• _EXTRACTED DATA_:
::::

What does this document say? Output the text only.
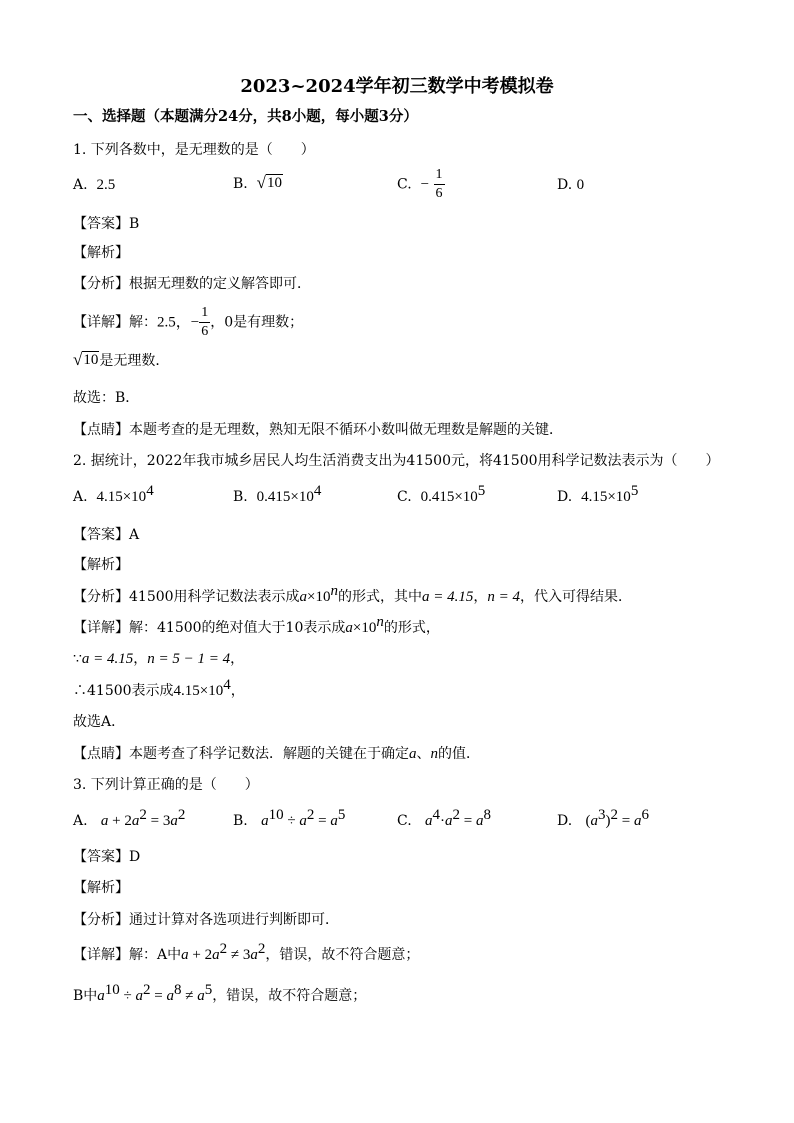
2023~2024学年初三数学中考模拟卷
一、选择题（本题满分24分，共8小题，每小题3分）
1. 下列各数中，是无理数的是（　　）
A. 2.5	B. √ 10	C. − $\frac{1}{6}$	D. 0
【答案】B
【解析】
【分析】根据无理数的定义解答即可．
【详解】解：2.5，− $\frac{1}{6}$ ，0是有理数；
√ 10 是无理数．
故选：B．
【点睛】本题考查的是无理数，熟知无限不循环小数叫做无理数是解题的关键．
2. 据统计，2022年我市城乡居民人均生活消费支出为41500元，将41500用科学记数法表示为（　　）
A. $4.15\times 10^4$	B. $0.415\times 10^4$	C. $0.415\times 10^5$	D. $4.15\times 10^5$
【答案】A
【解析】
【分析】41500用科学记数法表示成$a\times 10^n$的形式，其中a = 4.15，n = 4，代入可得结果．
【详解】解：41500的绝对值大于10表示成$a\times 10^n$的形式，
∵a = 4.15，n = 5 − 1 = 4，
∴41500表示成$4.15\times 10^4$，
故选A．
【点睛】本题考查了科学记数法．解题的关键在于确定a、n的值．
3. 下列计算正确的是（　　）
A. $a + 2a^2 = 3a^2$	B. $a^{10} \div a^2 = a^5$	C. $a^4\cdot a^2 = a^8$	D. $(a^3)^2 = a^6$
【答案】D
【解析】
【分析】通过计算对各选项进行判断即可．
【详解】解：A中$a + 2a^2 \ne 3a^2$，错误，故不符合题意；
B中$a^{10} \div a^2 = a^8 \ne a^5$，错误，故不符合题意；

::::

• _WHAT THE TASK ASKS_:
Go through the listing above and write it all out exactly, leaving out any picture.

• _SOLUTION_:
What does this document say? Output the text only.
2023~2024学年初三数学中考模拟卷
一、选择题（本题满分24分，共8小题，每小题3分）
1. 下列各数中，是无理数的是（　　）
A. 2.5	B. √ 10	C. − $\frac{1}{6}$	D. 0
【答案】B
【解析】
【分析】根据无理数的定义解答即可．
【详解】解：2.5，− $\frac{1}{6}$ ，0是有理数；
√ 10 是无理数．
故选：B．
【点睛】本题考查的是无理数，熟知无限不循环小数叫做无理数是解题的关键．
2. 据统计，2022年我市城乡居民人均生活消费支出为41500元，将41500用科学记数法表示为（　　）
A. $4.15\times 10^4$	B. $0.415\times 10^4$	C. $0.415\times 10^5$	D. $4.15\times 10^5$
【答案】A
【解析】
【分析】41500用科学记数法表示成$a\times 10^n$的形式，其中a = 4.15，n = 4，代入可得结果．
【详解】解：41500的绝对值大于10表示成$a\times 10^n$的形式，
∵a = 4.15，n = 5 − 1 = 4，
∴41500表示成$4.15\times 10^4$，
故选A．
【点睛】本题考查了科学记数法．解题的关键在于确定a、n的值．
3. 下列计算正确的是（　　）
A. $a + 2a^2 = 3a^2$	B. $a^{10} \div a^2 = a^5$	C. $a^4\cdot a^2 = a^8$	D. $(a^3)^2 = a^6$
【答案】D
【解析】
【分析】通过计算对各选项进行判断即可．
【详解】解：A中$a + 2a^2 \ne 3a^2$，错误，故不符合题意；
B中$a^{10} \div a^2 = a^8 \ne a^5$，错误，故不符合题意；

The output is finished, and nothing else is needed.